• **Polecenia**:
1. Który sąd wydał orzeczenie omówione w tekście strony?
2. Przepisz dokładnie rekordy od ich początku aż do wiersza z „panel-c-col-control: Control (242, 299, 274, 309)” włącznie.

• **Tekst strony**:
--

Czy osobom bliskim zmarłego pracownika wskutek wypadku przy pracy przysługuje oddzielne czy jedno zadośćuczynienie

Aneta Mościcka
Aneta Mościcka
01.07.2014AKTUALNE

   W związku ze śmiercią poszkodowanego czynem niedozwolonym każdej z osób bliskich przysługuje tylko jedno świadczenie z tytułu zadośćuczynienia, także wówczas, gdy współodpowiedzialnych za szkodę jest kilka podmiotów. Z obowiązku sprawdzenia przez pracownika stanu technicznego słupa telekomunikacyjnego, z którego spadł, nie zwalniał poszkodowanego fakt, że zakład pracy nie wyposażył go w wymagany sprzęt – orzekł Sąd Apelacyjny w Poznaniu.

--

• **Dane**:
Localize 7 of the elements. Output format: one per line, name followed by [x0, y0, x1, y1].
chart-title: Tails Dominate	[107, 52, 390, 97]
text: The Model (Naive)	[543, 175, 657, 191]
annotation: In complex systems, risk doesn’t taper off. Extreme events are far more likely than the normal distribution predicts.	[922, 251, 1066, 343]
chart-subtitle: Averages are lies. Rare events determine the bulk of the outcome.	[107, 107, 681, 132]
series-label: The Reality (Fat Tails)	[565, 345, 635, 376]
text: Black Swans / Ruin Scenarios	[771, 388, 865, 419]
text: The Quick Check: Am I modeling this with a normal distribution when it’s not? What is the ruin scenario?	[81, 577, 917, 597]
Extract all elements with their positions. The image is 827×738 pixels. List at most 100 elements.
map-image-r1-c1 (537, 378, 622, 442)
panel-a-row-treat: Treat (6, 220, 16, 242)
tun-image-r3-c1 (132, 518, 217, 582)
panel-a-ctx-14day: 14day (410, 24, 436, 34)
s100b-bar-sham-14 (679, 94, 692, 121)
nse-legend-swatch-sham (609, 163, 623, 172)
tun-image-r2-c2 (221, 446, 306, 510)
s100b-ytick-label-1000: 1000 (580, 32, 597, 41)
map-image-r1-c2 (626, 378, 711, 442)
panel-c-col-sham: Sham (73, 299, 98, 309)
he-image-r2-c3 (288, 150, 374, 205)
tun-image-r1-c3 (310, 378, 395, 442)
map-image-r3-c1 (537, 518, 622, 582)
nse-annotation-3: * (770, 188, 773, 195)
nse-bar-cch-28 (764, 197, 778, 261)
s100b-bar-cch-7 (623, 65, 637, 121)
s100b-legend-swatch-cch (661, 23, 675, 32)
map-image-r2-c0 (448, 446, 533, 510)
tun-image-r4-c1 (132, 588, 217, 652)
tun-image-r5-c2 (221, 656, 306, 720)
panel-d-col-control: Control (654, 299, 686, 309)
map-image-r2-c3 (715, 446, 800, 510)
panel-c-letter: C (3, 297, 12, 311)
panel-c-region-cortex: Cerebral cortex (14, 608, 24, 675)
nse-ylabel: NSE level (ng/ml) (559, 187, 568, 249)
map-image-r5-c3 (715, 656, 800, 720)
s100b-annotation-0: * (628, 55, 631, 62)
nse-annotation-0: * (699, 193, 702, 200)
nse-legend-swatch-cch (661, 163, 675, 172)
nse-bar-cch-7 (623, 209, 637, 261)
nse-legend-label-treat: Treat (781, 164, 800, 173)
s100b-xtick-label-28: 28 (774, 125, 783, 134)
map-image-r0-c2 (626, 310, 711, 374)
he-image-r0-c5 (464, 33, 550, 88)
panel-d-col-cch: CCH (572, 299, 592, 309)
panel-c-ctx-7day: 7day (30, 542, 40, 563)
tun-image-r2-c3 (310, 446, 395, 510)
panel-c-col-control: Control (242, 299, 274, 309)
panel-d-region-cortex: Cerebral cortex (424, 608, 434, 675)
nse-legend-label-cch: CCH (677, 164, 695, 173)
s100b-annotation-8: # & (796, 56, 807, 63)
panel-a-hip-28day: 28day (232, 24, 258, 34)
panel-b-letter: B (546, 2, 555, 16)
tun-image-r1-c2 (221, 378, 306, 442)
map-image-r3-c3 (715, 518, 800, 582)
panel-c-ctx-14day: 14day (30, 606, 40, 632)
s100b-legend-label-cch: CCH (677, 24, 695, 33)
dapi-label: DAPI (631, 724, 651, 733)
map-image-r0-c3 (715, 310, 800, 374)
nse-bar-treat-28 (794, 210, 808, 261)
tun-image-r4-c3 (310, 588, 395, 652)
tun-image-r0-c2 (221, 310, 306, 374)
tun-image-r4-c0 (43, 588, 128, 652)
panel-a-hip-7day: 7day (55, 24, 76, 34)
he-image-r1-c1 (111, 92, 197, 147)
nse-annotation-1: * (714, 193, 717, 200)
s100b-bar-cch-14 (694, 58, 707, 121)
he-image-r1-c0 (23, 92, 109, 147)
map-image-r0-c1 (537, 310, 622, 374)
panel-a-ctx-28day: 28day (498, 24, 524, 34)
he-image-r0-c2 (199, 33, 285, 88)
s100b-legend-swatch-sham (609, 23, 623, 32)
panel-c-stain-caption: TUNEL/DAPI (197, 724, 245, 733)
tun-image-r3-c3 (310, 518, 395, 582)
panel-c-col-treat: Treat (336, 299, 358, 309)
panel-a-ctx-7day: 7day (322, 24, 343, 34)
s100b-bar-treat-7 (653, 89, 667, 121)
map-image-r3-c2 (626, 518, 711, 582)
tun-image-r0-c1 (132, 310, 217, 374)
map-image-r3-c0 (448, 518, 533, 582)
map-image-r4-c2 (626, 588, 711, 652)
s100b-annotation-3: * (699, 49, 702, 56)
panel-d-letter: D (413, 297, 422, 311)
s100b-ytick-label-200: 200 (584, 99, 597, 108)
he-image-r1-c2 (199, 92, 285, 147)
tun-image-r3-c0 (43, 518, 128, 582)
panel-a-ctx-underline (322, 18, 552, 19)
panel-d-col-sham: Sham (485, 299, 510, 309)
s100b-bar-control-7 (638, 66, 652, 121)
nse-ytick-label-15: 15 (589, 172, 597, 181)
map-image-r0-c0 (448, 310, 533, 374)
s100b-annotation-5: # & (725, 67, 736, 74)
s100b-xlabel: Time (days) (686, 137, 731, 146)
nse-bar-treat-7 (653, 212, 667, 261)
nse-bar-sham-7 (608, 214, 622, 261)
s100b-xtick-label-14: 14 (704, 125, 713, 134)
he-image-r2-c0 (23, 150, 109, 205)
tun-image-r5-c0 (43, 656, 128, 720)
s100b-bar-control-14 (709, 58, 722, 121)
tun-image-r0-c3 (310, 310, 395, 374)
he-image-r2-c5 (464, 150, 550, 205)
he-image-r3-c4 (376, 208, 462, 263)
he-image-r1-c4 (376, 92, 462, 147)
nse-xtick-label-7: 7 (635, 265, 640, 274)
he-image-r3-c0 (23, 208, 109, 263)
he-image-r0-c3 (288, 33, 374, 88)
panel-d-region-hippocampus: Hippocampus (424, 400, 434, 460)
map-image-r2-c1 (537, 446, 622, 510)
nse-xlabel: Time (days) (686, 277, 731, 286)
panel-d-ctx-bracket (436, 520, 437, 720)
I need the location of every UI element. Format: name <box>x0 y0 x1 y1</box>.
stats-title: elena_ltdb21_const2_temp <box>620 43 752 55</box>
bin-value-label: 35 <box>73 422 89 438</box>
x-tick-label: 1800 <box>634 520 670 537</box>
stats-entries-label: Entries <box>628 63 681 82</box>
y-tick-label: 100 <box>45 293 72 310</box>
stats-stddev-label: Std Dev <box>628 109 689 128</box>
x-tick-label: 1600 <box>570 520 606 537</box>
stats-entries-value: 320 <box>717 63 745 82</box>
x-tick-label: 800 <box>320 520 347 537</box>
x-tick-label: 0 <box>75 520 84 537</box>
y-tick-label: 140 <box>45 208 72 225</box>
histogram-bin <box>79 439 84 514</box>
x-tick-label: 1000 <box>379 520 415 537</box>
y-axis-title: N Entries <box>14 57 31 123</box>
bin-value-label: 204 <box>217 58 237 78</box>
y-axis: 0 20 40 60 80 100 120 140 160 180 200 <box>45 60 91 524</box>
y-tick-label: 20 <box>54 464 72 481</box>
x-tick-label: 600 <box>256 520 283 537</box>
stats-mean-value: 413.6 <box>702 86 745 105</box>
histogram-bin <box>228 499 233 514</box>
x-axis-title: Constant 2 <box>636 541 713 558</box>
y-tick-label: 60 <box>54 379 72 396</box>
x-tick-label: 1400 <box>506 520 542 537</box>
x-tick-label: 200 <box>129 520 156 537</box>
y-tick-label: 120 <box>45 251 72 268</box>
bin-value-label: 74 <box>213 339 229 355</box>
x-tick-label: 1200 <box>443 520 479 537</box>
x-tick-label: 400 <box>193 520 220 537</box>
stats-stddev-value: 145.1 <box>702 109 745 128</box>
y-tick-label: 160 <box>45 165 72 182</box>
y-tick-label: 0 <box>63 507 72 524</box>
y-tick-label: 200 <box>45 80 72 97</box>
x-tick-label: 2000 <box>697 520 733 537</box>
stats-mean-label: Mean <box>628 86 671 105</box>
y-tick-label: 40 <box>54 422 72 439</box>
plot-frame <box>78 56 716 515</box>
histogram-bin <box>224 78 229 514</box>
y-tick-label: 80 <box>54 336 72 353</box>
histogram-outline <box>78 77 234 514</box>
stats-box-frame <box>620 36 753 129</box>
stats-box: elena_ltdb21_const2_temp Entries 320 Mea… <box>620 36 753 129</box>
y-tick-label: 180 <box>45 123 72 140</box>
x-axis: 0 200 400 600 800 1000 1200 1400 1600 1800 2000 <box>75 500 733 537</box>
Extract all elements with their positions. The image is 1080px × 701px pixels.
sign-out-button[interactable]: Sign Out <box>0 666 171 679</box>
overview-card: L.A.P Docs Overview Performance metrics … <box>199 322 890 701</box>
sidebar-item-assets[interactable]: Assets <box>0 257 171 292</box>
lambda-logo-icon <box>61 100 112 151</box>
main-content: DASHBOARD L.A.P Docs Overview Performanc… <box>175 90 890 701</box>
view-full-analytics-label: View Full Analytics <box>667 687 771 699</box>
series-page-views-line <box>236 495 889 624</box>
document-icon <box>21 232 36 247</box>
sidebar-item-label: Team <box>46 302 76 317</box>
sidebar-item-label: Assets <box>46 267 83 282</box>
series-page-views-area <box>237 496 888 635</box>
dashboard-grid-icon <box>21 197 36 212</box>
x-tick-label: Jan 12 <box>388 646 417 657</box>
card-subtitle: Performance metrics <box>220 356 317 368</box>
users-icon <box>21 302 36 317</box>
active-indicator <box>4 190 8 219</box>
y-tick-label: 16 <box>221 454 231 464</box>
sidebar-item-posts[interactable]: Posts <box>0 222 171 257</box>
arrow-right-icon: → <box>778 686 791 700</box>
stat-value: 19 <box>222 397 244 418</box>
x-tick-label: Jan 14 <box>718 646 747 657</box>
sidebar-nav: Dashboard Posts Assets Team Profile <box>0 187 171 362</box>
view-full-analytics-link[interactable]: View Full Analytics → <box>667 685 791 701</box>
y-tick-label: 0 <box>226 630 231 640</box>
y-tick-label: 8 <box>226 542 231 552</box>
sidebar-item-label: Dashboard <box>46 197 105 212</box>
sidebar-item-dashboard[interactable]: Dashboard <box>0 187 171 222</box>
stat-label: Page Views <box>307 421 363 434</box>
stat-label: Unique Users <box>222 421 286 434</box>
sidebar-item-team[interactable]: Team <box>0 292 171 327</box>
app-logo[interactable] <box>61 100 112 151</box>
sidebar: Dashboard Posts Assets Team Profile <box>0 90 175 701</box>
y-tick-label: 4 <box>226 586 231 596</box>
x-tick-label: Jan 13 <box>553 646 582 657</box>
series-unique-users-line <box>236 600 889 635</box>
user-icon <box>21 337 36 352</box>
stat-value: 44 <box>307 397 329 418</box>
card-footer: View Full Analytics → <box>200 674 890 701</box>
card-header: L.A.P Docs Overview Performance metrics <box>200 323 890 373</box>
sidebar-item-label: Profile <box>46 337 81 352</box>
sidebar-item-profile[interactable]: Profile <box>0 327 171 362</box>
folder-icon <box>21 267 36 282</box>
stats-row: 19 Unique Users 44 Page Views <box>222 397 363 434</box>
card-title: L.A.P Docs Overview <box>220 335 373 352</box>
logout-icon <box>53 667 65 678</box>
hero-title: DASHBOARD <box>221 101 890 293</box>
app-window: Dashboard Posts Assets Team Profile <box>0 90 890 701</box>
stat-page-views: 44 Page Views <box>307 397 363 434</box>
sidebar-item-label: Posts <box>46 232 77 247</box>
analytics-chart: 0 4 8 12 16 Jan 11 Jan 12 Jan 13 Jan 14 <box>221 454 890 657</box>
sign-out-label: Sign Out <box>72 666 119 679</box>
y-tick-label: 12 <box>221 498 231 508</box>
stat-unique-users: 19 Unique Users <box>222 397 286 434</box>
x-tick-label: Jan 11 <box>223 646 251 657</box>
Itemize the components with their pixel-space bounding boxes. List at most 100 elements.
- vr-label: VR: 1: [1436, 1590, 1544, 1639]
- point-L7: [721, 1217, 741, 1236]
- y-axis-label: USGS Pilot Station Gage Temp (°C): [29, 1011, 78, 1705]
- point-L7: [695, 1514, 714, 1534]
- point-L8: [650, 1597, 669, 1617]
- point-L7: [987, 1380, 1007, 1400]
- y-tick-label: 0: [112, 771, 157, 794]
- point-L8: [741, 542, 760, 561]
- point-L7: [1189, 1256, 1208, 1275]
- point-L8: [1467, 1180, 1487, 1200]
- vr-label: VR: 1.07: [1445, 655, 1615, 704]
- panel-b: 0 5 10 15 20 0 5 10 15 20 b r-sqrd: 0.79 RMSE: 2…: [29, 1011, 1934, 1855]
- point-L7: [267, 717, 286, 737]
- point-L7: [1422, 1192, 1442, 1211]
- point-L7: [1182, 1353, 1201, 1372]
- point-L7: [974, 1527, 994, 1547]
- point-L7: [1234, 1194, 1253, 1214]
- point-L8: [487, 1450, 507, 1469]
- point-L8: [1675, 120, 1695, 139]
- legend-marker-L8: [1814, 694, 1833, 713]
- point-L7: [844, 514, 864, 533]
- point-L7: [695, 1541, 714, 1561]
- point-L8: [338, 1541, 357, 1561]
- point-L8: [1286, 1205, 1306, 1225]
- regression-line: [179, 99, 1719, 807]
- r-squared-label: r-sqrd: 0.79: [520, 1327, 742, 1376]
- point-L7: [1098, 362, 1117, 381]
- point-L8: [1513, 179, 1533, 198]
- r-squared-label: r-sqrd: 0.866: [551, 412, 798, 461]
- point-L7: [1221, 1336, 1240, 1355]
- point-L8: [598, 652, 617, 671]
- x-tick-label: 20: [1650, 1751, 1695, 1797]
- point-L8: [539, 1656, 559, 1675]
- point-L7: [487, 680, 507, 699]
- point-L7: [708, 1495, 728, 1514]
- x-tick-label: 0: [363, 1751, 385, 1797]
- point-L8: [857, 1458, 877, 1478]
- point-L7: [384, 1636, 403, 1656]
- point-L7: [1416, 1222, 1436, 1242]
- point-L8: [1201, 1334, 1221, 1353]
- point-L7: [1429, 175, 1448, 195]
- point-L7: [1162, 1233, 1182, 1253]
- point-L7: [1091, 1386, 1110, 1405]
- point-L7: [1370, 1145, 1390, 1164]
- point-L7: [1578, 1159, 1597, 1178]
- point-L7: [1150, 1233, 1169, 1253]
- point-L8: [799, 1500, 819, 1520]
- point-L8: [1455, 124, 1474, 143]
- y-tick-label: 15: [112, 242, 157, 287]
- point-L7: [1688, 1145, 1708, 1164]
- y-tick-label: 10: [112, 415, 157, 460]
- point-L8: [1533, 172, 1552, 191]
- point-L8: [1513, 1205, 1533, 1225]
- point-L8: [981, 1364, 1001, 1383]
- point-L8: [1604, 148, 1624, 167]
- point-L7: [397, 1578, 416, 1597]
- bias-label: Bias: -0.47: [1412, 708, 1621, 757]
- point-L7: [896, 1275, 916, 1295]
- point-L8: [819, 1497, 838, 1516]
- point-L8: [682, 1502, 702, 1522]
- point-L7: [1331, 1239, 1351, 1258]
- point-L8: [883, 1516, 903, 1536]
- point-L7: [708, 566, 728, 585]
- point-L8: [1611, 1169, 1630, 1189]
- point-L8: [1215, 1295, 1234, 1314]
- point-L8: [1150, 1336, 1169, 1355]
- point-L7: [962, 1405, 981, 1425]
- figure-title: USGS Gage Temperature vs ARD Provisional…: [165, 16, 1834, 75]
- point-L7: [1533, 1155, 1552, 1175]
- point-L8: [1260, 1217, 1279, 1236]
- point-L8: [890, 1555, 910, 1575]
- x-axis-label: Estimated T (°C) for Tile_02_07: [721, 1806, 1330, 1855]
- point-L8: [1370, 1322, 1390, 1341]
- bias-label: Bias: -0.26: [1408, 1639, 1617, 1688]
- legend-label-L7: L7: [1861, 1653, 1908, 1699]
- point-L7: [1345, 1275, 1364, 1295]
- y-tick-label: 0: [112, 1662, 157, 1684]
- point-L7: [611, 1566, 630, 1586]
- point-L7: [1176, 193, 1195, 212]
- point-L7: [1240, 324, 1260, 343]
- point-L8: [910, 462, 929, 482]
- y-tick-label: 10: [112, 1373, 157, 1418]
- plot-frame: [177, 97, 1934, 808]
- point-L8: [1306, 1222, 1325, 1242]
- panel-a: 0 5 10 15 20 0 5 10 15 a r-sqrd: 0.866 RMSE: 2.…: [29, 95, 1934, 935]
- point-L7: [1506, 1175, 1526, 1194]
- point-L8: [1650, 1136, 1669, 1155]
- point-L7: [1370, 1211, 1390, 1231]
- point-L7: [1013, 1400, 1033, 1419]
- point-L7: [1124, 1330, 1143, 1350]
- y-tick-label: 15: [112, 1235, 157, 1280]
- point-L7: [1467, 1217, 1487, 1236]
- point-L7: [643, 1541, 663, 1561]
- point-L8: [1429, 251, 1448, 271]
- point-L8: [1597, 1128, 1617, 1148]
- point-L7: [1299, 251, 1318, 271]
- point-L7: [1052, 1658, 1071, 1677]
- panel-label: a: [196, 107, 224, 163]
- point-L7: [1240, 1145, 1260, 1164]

--

• **Odpowiedzi**:
1. Sąd Apelacyjny w Poznaniu.

2.
Localize 7 of the elements. Output format: one per line, name followed by [x0, y0, x1, y1].
chart-title: Tails Dominate	[107, 52, 390, 97]
text: The Model (Naive)	[543, 175, 657, 191]
annotation: In complex systems, risk doesn’t taper off. Extreme events are far more likely than the normal distribution predicts.	[922, 251, 1066, 343]
chart-subtitle: Averages are lies. Rare events determine the bulk of the outcome.	[107, 107, 681, 132]
series-label: The Reality (Fat Tails)	[565, 345, 635, 376]
text: Black Swans / Ruin Scenarios	[771, 388, 865, 419]
text: The Quick Check: Am I modeling this with a normal distribution when it’s not? What is the ruin scenario?	[81, 577, 917, 597]
Extract all elements with their positions. The image is 827×738 pixels. List at most 100 elements.
map-image-r1-c1 (537, 378, 622, 442)
panel-a-row-treat: Treat (6, 220, 16, 242)
tun-image-r3-c1 (132, 518, 217, 582)
panel-a-ctx-14day: 14day (410, 24, 436, 34)
s100b-bar-sham-14 (679, 94, 692, 121)
nse-legend-swatch-sham (609, 163, 623, 172)
tun-image-r2-c2 (221, 446, 306, 510)
s100b-ytick-label-1000: 1000 (580, 32, 597, 41)
map-image-r1-c2 (626, 378, 711, 442)
panel-c-col-sham: Sham (73, 299, 98, 309)
he-image-r2-c3 (288, 150, 374, 205)
tun-image-r1-c3 (310, 378, 395, 442)
map-image-r3-c1 (537, 518, 622, 582)
nse-annotation-3: * (770, 188, 773, 195)
nse-bar-cch-28 (764, 197, 778, 261)
s100b-bar-cch-7 (623, 65, 637, 121)
s100b-legend-swatch-cch (661, 23, 675, 32)
map-image-r2-c0 (448, 446, 533, 510)
tun-image-r4-c1 (132, 588, 217, 652)
tun-image-r5-c2 (221, 656, 306, 720)
panel-d-col-control: Control (654, 299, 686, 309)
map-image-r2-c3 (715, 446, 800, 510)
panel-c-letter: C (3, 297, 12, 311)
panel-c-region-cortex: Cerebral cortex (14, 608, 24, 675)
nse-ylabel: NSE level (ng/ml) (559, 187, 568, 249)
map-image-r5-c3 (715, 656, 800, 720)
s100b-annotation-0: * (628, 55, 631, 62)
nse-annotation-0: * (699, 193, 702, 200)
nse-legend-swatch-cch (661, 163, 675, 172)
nse-bar-cch-7 (623, 209, 637, 261)
nse-legend-label-treat: Treat (781, 164, 800, 173)
s100b-xtick-label-28: 28 (774, 125, 783, 134)
map-image-r0-c2 (626, 310, 711, 374)
he-image-r0-c5 (464, 33, 550, 88)
panel-d-col-cch: CCH (572, 299, 592, 309)
panel-c-ctx-7day: 7day (30, 542, 40, 563)
tun-image-r2-c3 (310, 446, 395, 510)
panel-c-col-control: Control (242, 299, 274, 309)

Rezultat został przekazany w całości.